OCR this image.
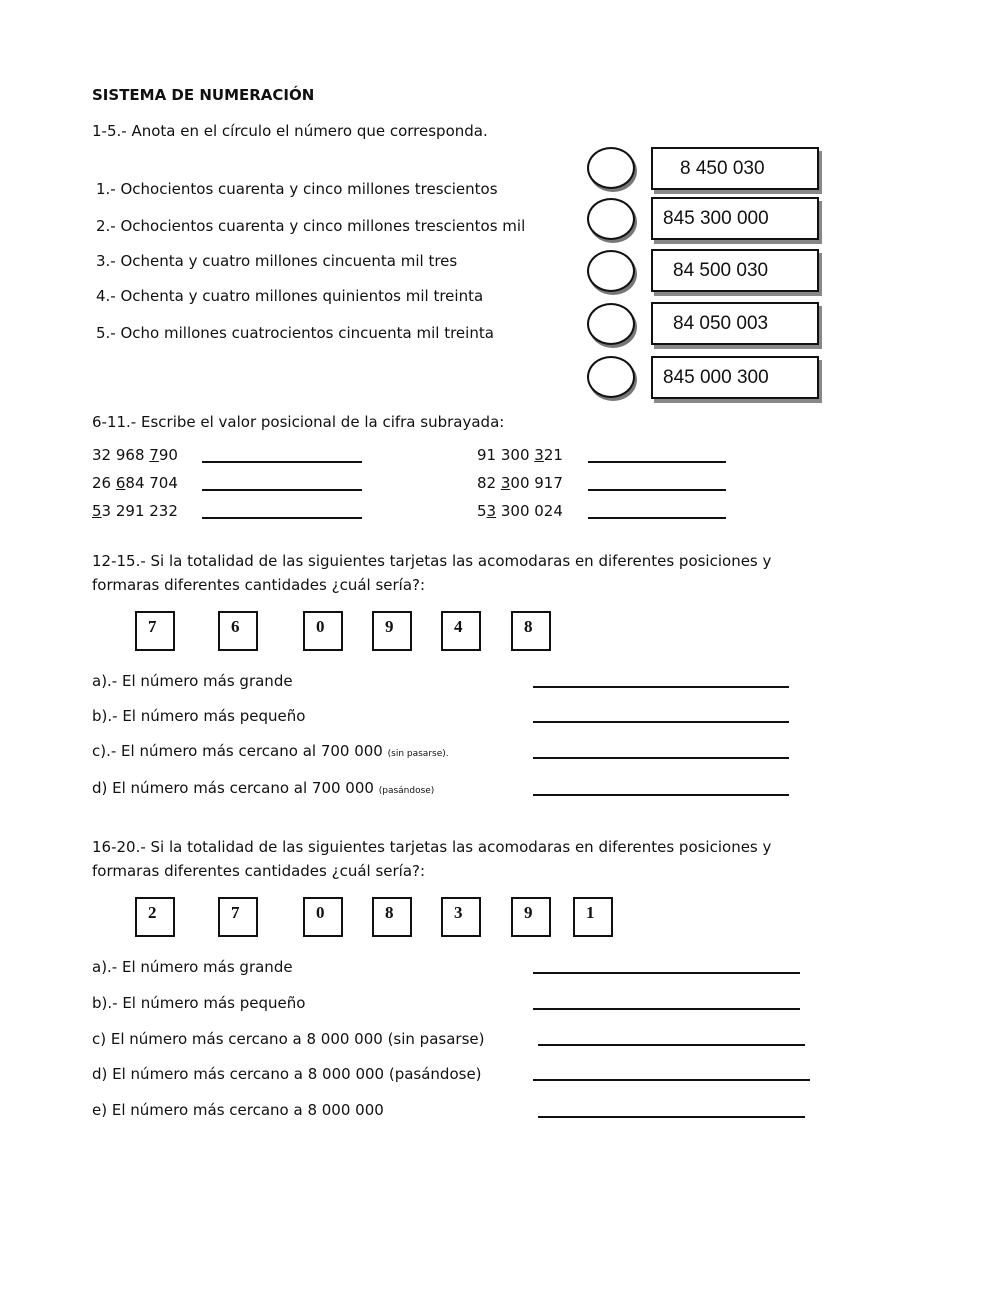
SISTEMA DE NUMERACIÓN
1-5.- Anota en el círculo el número que corresponda.
1.- Ochocientos cuarenta y cinco millones trescientos
2.- Ochocientos cuarenta y cinco millones trescientos mil
3.- Ochenta y cuatro millones cincuenta mil tres
4.- Ochenta y cuatro millones quinientos mil treinta
5.- Ocho millones cuatrocientos cincuenta mil treinta
8 450 030
845 300 000
84 500 030
84 050 003
845 000 300
6-11.- Escribe el valor posicional de la cifra subrayada:
32 968 790	91 300 321
26 684 704	82 300 917
53 291 232	53 300 024
12-15.- Si la totalidad de las siguientes tarjetas las acomodaras en diferentes posiciones y
formaras diferentes cantidades ¿cuál sería?:
7	6	0	9	4	8
a).- El número más grande
b).- El número más pequeño
c).- El número más cercano al 700 000 (sin pasarse).
d) El número más cercano al 700 000 (pasándose)
16-20.- Si la totalidad de las siguientes tarjetas las acomodaras en diferentes posiciones y
formaras diferentes cantidades ¿cuál sería?:
2	7	0	8	3	9	1
a).- El número más grande
b).- El número más pequeño
c) El número más cercano a 8 000 000 (sin pasarse)
d) El número más cercano a 8 000 000 (pasándose)
e) El número más cercano a 8 000 000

·····

- _SHORT PROBLEM_
Go over the records above and tally the lines with the word "pasándose" in them. Give the number alone.

- _SOLVED EXERCISE_
2